### TASK TO COMPLETE
Reproduce all of the data below verbatim, omitting the pictures.

## START INPUT

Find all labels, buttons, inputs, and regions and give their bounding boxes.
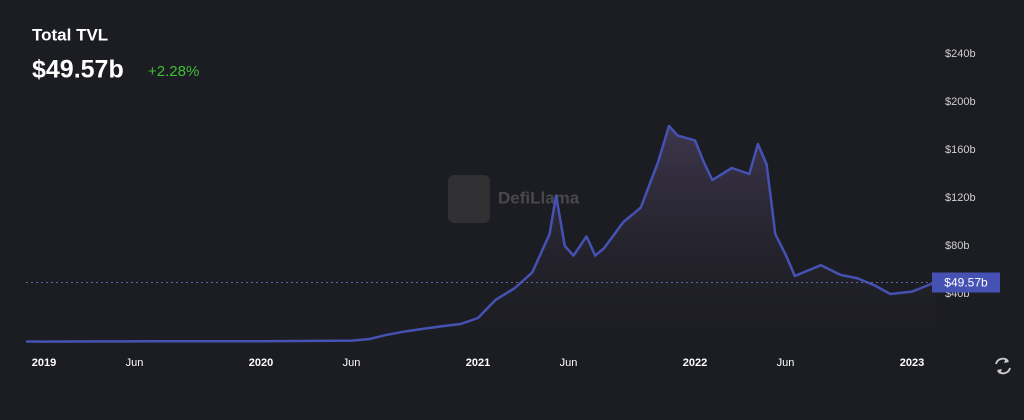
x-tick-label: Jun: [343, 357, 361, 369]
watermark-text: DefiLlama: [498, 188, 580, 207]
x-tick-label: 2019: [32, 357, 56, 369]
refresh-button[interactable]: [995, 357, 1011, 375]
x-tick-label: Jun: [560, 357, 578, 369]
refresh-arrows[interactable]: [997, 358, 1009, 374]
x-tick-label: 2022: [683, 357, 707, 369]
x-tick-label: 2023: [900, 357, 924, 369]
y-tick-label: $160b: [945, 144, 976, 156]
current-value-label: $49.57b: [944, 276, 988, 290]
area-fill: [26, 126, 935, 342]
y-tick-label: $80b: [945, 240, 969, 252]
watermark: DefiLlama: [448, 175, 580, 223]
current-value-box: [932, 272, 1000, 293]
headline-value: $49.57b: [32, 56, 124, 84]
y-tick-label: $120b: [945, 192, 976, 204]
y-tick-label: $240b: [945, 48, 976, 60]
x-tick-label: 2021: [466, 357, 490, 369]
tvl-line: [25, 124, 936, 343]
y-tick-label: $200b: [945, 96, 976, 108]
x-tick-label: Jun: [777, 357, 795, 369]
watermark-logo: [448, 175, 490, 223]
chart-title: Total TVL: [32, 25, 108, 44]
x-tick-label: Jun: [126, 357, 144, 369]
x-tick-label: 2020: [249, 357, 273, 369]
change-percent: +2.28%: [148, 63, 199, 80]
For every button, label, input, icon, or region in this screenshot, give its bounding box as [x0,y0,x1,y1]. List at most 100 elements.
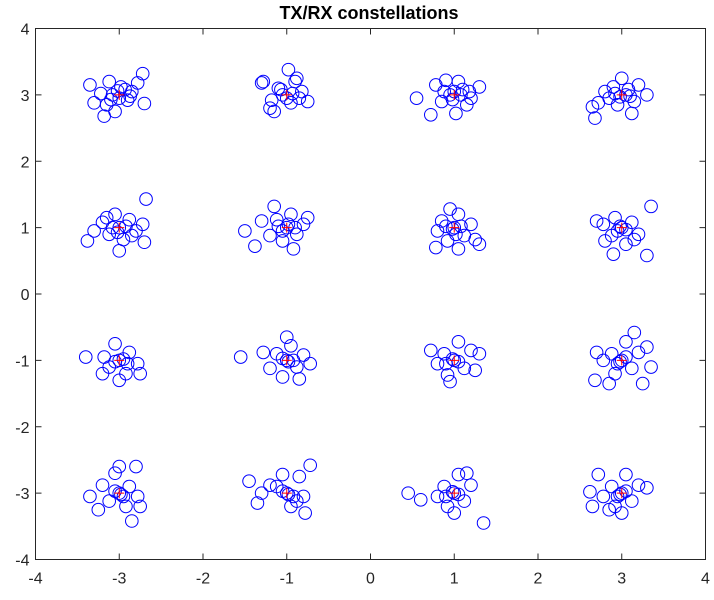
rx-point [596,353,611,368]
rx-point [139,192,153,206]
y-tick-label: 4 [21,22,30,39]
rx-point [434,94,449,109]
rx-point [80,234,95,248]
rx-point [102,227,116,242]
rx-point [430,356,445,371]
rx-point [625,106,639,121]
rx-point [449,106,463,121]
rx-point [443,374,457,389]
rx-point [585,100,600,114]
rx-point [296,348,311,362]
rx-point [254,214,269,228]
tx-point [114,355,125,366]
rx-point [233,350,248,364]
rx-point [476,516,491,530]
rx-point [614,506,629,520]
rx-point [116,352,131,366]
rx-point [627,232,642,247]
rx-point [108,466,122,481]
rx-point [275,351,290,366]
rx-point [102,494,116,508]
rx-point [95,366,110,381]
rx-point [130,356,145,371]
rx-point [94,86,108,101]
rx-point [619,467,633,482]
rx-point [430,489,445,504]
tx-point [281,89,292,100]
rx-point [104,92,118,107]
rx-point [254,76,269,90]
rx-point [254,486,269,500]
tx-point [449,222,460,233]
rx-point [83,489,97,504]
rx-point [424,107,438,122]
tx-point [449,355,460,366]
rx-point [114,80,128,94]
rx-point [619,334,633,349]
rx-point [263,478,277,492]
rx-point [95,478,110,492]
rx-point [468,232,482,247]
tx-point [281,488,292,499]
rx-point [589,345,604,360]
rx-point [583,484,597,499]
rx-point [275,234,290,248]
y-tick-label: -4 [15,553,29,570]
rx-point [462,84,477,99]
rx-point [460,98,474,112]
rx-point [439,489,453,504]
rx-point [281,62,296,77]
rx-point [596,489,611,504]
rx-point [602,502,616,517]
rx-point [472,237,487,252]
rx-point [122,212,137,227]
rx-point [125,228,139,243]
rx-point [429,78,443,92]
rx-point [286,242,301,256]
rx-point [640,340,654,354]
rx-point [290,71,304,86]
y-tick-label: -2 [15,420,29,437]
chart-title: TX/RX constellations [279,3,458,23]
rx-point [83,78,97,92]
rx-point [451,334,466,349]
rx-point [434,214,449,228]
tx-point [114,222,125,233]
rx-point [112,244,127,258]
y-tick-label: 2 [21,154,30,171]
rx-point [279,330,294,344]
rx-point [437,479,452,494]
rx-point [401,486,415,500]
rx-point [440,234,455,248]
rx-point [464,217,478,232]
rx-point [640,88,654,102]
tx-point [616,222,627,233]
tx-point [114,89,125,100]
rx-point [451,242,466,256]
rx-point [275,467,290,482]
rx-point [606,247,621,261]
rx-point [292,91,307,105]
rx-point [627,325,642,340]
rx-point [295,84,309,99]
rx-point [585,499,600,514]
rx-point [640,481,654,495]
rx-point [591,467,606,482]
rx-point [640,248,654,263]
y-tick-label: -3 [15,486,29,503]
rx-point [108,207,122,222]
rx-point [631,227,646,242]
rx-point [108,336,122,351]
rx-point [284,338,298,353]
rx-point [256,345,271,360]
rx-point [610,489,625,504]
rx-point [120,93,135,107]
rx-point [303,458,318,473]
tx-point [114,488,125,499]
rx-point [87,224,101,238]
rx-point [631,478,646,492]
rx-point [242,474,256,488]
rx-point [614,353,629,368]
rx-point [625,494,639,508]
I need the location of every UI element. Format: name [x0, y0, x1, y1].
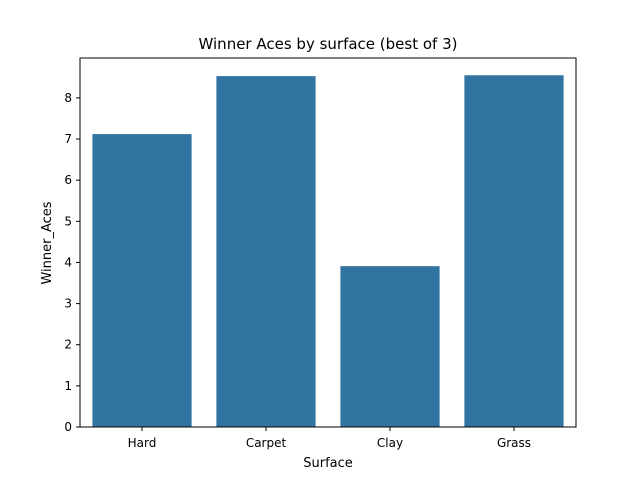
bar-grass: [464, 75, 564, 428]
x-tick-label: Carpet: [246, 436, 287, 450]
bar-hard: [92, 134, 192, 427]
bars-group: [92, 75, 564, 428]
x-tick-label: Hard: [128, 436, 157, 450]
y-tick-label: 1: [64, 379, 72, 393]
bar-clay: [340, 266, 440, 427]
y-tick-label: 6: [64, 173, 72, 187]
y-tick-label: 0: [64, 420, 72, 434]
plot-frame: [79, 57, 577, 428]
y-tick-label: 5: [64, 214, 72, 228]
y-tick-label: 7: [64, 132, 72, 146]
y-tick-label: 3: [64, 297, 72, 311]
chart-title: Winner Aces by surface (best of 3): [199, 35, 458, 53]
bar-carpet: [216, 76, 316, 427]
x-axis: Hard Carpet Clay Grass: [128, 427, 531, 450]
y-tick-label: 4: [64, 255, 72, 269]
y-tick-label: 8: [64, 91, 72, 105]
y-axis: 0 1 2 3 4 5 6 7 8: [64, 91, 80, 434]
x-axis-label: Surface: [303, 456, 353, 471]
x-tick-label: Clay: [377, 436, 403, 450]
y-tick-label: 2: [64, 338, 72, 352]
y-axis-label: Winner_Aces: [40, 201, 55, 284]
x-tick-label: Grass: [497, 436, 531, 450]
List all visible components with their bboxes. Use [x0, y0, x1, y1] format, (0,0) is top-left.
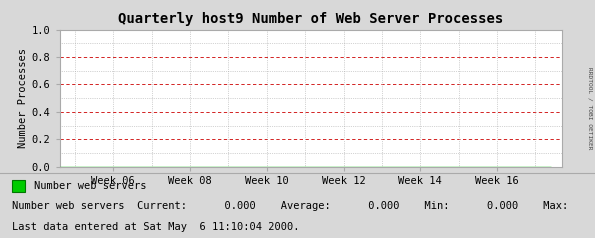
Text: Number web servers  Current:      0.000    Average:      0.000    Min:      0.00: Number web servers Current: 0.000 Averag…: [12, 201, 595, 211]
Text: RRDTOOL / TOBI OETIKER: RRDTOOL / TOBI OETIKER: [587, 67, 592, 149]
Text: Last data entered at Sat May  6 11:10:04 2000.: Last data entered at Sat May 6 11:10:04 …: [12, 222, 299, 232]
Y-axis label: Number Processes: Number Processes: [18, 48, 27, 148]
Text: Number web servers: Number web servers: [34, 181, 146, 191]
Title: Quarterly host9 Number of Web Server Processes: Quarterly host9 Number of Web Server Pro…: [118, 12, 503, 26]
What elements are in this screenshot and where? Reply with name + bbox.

## END INPUT

### RESPONSE
Find all labels, buttons, inputs, and regions and give their bounding boxes.
x-tick-label: Jun: [343, 357, 361, 369]
watermark-text: DefiLlama: [498, 188, 580, 207]
x-tick-label: 2019: [32, 357, 56, 369]
refresh-button[interactable]: [995, 357, 1011, 375]
x-tick-label: Jun: [560, 357, 578, 369]
refresh-arrows[interactable]: [997, 358, 1009, 374]
x-tick-label: 2022: [683, 357, 707, 369]
x-tick-label: 2023: [900, 357, 924, 369]
y-tick-label: $160b: [945, 144, 976, 156]
current-value-label: $49.57b: [944, 276, 988, 290]
area-fill: [26, 126, 935, 342]
y-tick-label: $80b: [945, 240, 969, 252]
watermark: DefiLlama: [448, 175, 580, 223]
current-value-box: [932, 272, 1000, 293]
headline-value: $49.57b: [32, 56, 124, 84]
y-tick-label: $120b: [945, 192, 976, 204]
y-tick-label: $240b: [945, 48, 976, 60]
x-tick-label: 2021: [466, 357, 490, 369]
tvl-line: [25, 124, 936, 343]
y-tick-label: $200b: [945, 96, 976, 108]
x-tick-label: Jun: [777, 357, 795, 369]
watermark-logo: [448, 175, 490, 223]
chart-title: Total TVL: [32, 25, 108, 44]
x-tick-label: Jun: [126, 357, 144, 369]
x-tick-label: 2020: [249, 357, 273, 369]
change-percent: +2.28%: [148, 63, 199, 80]
For every button, label, input, icon, or region in this screenshot, give its bounding box as [x0,y0,x1,y1]. List at most 100 elements.
rx-point [596,353,611,368]
rx-point [139,192,153,206]
y-tick-label: 4 [21,22,30,39]
rx-point [434,94,449,109]
rx-point [80,234,95,248]
rx-point [102,227,116,242]
rx-point [430,356,445,371]
rx-point [625,106,639,121]
rx-point [449,106,463,121]
rx-point [443,374,457,389]
rx-point [585,100,600,114]
rx-point [296,348,311,362]
rx-point [254,214,269,228]
tx-point [114,355,125,366]
rx-point [233,350,248,364]
rx-point [476,516,491,530]
rx-point [614,506,629,520]
rx-point [116,352,131,366]
rx-point [627,232,642,247]
rx-point [108,466,122,481]
rx-point [275,351,290,366]
rx-point [102,494,116,508]
rx-point [95,366,110,381]
rx-point [130,356,145,371]
rx-point [94,86,108,101]
rx-point [619,467,633,482]
rx-point [430,489,445,504]
tx-point [281,89,292,100]
rx-point [104,92,118,107]
rx-point [254,76,269,90]
rx-point [254,486,269,500]
tx-point [449,222,460,233]
rx-point [83,489,97,504]
rx-point [424,107,438,122]
tx-point [449,355,460,366]
rx-point [114,80,128,94]
rx-point [619,334,633,349]
rx-point [263,478,277,492]
rx-point [95,478,110,492]
rx-point [468,232,482,247]
tx-point [281,488,292,499]
rx-point [589,345,604,360]
rx-point [583,484,597,499]
rx-point [275,234,290,248]
y-tick-label: -4 [15,553,29,570]
rx-point [462,84,477,99]
rx-point [460,98,474,112]
rx-point [439,489,453,504]
rx-point [281,62,296,77]
rx-point [596,489,611,504]
rx-point [602,502,616,517]
rx-point [472,237,487,252]
rx-point [122,212,137,227]
rx-point [125,228,139,243]
rx-point [429,78,443,92]
rx-point [286,242,301,256]
rx-point [640,340,654,354]
rx-point [290,71,304,86]
y-tick-label: -2 [15,420,29,437]
chart-title: TX/RX constellations [279,3,458,23]
rx-point [83,78,97,92]
rx-point [451,334,466,349]
rx-point [434,214,449,228]
tx-point [114,222,125,233]
rx-point [112,244,127,258]
y-tick-label: 2 [21,154,30,171]
rx-point [279,330,294,344]
rx-point [437,479,452,494]
rx-point [401,486,415,500]
rx-point [440,234,455,248]
rx-point [464,217,478,232]
rx-point [640,88,654,102]
tx-point [616,222,627,233]
tx-point [114,89,125,100]
rx-point [451,242,466,256]
rx-point [275,467,290,482]
rx-point [606,247,621,261]
rx-point [292,91,307,105]
rx-point [627,325,642,340]
rx-point [295,84,309,99]
rx-point [585,499,600,514]
rx-point [640,481,654,495]
rx-point [591,467,606,482]
rx-point [640,248,654,263]
y-tick-label: -3 [15,486,29,503]
rx-point [108,207,122,222]
rx-point [631,227,646,242]
rx-point [108,336,122,351]
rx-point [284,338,298,353]
rx-point [256,345,271,360]
rx-point [610,489,625,504]
rx-point [120,93,135,107]
rx-point [303,458,318,473]
tx-point [114,488,125,499]
rx-point [87,224,101,238]
rx-point [631,478,646,492]
rx-point [242,474,256,488]
rx-point [614,353,629,368]
rx-point [625,494,639,508]
I need the location of every UI element. Format: name [x0, y0, x1, y1].
bar-grass: [464, 75, 564, 428]
x-tick-label: Carpet: [246, 436, 287, 450]
bar-hard: [92, 134, 192, 427]
bars-group: [92, 75, 564, 428]
x-tick-label: Hard: [128, 436, 157, 450]
y-tick-label: 1: [64, 379, 72, 393]
bar-clay: [340, 266, 440, 427]
y-tick-label: 6: [64, 173, 72, 187]
y-tick-label: 0: [64, 420, 72, 434]
plot-frame: [79, 57, 577, 428]
y-tick-label: 5: [64, 214, 72, 228]
y-tick-label: 7: [64, 132, 72, 146]
y-tick-label: 3: [64, 297, 72, 311]
chart-title: Winner Aces by surface (best of 3): [199, 35, 458, 53]
bar-carpet: [216, 76, 316, 427]
x-axis: Hard Carpet Clay Grass: [128, 427, 531, 450]
y-tick-label: 4: [64, 255, 72, 269]
y-tick-label: 8: [64, 91, 72, 105]
y-axis: 0 1 2 3 4 5 6 7 8: [64, 91, 80, 434]
x-axis-label: Surface: [303, 456, 353, 471]
x-tick-label: Clay: [377, 436, 403, 450]
y-tick-label: 2: [64, 338, 72, 352]
y-axis-label: Winner_Aces: [40, 201, 55, 284]
x-tick-label: Grass: [497, 436, 531, 450]
List all visible components with their bboxes. Use [x0, y0, x1, y1] format, (0,0) is top-left.
Text: Number web servers  Current:      0.000    Average:      0.000    Min:      0.00: Number web servers Current: 0.000 Averag…: [12, 201, 595, 211]
Text: RRDTOOL / TOBI OETIKER: RRDTOOL / TOBI OETIKER: [587, 67, 592, 149]
Text: Last data entered at Sat May  6 11:10:04 2000.: Last data entered at Sat May 6 11:10:04 …: [12, 222, 299, 232]
Y-axis label: Number Processes: Number Processes: [18, 48, 27, 148]
Text: Number web servers: Number web servers: [34, 181, 146, 191]
Title: Quarterly host9 Number of Web Server Processes: Quarterly host9 Number of Web Server Pro…: [118, 12, 503, 26]
What elements are in this screenshot and where? Reply with name + bbox.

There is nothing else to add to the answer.